▸ AVAILABLE RECORDS
※

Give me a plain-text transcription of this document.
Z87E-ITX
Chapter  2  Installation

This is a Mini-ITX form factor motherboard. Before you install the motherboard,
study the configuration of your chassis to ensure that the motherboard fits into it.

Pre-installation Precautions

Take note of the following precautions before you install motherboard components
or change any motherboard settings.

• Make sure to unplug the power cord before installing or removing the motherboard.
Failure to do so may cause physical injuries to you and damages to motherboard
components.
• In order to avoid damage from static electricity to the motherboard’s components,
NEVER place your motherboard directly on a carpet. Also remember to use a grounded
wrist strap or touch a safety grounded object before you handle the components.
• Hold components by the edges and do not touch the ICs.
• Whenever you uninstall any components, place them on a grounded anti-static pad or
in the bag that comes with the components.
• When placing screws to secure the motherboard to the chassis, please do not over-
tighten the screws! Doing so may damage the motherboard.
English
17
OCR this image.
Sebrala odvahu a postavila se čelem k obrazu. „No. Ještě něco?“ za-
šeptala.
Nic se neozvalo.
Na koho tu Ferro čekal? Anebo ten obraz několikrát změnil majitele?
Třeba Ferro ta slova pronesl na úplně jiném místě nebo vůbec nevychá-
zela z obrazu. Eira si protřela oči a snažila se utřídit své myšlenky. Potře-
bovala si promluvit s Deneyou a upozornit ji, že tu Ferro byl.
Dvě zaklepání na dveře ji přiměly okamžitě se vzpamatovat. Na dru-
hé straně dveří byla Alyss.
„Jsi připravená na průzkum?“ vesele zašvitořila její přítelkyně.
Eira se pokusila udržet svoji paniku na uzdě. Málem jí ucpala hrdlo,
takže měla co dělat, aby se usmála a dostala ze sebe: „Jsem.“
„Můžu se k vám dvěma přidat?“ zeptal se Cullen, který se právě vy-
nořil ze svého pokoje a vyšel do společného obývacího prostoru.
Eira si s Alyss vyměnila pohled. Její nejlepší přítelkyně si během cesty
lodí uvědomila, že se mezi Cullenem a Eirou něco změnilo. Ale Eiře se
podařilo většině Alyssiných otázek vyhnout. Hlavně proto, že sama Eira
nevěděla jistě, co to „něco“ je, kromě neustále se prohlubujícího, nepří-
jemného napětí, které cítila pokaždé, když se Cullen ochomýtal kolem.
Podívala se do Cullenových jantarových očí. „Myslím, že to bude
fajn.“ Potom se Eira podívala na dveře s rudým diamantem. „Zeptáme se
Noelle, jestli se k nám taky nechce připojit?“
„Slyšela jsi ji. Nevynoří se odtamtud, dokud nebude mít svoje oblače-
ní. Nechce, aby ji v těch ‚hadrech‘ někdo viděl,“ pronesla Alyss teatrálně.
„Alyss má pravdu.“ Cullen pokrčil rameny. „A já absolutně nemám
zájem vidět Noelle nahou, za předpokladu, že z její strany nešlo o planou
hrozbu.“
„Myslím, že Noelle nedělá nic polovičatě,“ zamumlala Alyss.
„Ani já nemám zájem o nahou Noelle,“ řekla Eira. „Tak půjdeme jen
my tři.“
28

※

▸ PROBLEM DESCRIPTION
Give back all the records exactly as they stand.

▸ TASK OUTPUT
Give me a plain-text transcription of this document.
Z87E-ITX
Chapter  2  Installation

This is a Mini-ITX form factor motherboard. Before you install the motherboard,
study the configuration of your chassis to ensure that the motherboard fits into it.

Pre-installation Precautions

Take note of the following precautions before you install motherboard components
or change any motherboard settings.

• Make sure to unplug the power cord before installing or removing the motherboard.
Failure to do so may cause physical injuries to you and damages to motherboard
components.
• In order to avoid damage from static electricity to the motherboard’s components,
NEVER place your motherboard directly on a carpet. Also remember to use a grounded
wrist strap or touch a safety grounded object before you handle the components.
• Hold components by the edges and do not touch the ICs.
• Whenever you uninstall any components, place them on a grounded anti-static pad or
in the bag that comes with the components.
• When placing screws to secure the motherboard to the chassis, please do not over-
tighten the screws! Doing so may damage the motherboard.
English
17
OCR this image.
Sebrala odvahu a postavila se čelem k obrazu. „No. Ještě něco?“ za-
šeptala.
Nic se neozvalo.
Na koho tu Ferro čekal? Anebo ten obraz několikrát změnil majitele?
Třeba Ferro ta slova pronesl na úplně jiném místě nebo vůbec nevychá-
zela z obrazu. Eira si protřela oči a snažila se utřídit své myšlenky. Potře-
bovala si promluvit s Deneyou a upozornit ji, že tu Ferro byl.
Dvě zaklepání na dveře ji přiměly okamžitě se vzpamatovat. Na dru-
hé straně dveří byla Alyss.
„Jsi připravená na průzkum?“ vesele zašvitořila její přítelkyně.
Eira se pokusila udržet svoji paniku na uzdě. Málem jí ucpala hrdlo,
takže měla co dělat, aby se usmála a dostala ze sebe: „Jsem.“
„Můžu se k vám dvěma přidat?“ zeptal se Cullen, který se právě vy-
nořil ze svého pokoje a vyšel do společného obývacího prostoru.
Eira si s Alyss vyměnila pohled. Její nejlepší přítelkyně si během cesty
lodí uvědomila, že se mezi Cullenem a Eirou něco změnilo. Ale Eiře se
podařilo většině Alyssiných otázek vyhnout. Hlavně proto, že sama Eira
nevěděla jistě, co to „něco“ je, kromě neustále se prohlubujícího, nepří-
jemného napětí, které cítila pokaždé, když se Cullen ochomýtal kolem.
Podívala se do Cullenových jantarových očí. „Myslím, že to bude
fajn.“ Potom se Eira podívala na dveře s rudým diamantem. „Zeptáme se
Noelle, jestli se k nám taky nechce připojit?“
„Slyšela jsi ji. Nevynoří se odtamtud, dokud nebude mít svoje oblače-
ní. Nechce, aby ji v těch ‚hadrech‘ někdo viděl,“ pronesla Alyss teatrálně.
„Alyss má pravdu.“ Cullen pokrčil rameny. „A já absolutně nemám
zájem vidět Noelle nahou, za předpokladu, že z její strany nešlo o planou
hrozbu.“
„Myslím, že Noelle nedělá nic polovičatě,“ zamumlala Alyss.
„Ani já nemám zájem o nahou Noelle,“ řekla Eira. „Tak půjdeme jen
my tři.“
28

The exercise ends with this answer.